* [DATA TO PROCESS]
—————

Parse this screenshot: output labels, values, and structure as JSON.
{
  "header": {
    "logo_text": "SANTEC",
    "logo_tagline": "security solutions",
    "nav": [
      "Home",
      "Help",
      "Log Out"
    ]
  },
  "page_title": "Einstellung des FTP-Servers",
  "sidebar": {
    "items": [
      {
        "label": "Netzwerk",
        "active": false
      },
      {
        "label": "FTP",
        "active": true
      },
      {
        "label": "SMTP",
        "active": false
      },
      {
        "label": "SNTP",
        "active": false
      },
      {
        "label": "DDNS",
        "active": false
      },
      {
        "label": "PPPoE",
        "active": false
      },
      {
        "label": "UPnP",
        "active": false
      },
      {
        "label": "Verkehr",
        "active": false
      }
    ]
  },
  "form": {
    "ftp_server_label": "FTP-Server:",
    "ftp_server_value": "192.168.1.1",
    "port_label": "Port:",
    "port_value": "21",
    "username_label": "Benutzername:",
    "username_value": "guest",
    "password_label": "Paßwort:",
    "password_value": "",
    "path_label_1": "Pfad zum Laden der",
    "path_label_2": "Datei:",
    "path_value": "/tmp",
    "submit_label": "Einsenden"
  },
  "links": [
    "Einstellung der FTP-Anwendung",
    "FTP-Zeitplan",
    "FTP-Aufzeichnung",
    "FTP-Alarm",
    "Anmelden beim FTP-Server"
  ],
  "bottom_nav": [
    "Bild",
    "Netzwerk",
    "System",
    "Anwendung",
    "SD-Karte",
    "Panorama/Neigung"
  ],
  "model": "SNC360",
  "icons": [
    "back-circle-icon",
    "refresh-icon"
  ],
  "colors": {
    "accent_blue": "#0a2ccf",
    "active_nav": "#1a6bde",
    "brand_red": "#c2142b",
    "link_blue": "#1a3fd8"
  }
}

—————

* [DO THIS]
Only lines with the string "Anwendung" belong in your answer; copy each one.

* [RIGHT ANSWER]
    "Einstellung der FTP-Anwendung",
    "Anwendung",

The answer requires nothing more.